◆ WORK TO COMPLETE
Say how many lines in the records include the string "What", adding no other words.
-- begin --
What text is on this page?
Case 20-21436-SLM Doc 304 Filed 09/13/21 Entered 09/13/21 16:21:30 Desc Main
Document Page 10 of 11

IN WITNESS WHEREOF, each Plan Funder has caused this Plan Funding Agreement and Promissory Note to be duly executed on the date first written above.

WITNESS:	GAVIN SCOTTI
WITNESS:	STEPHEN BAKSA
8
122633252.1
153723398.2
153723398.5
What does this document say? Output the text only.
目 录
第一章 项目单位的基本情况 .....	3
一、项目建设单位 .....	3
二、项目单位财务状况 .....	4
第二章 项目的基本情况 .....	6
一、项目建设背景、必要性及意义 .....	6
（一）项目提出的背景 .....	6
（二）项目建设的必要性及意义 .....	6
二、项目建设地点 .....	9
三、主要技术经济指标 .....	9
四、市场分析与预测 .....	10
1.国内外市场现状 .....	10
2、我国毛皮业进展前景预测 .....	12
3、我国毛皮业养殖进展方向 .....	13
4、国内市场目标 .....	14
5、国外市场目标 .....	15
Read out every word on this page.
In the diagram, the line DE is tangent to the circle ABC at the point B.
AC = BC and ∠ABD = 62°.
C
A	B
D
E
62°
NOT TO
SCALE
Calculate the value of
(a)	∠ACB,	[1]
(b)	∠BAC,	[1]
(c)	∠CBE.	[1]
-- end --
◆ TASK SOLUTION
2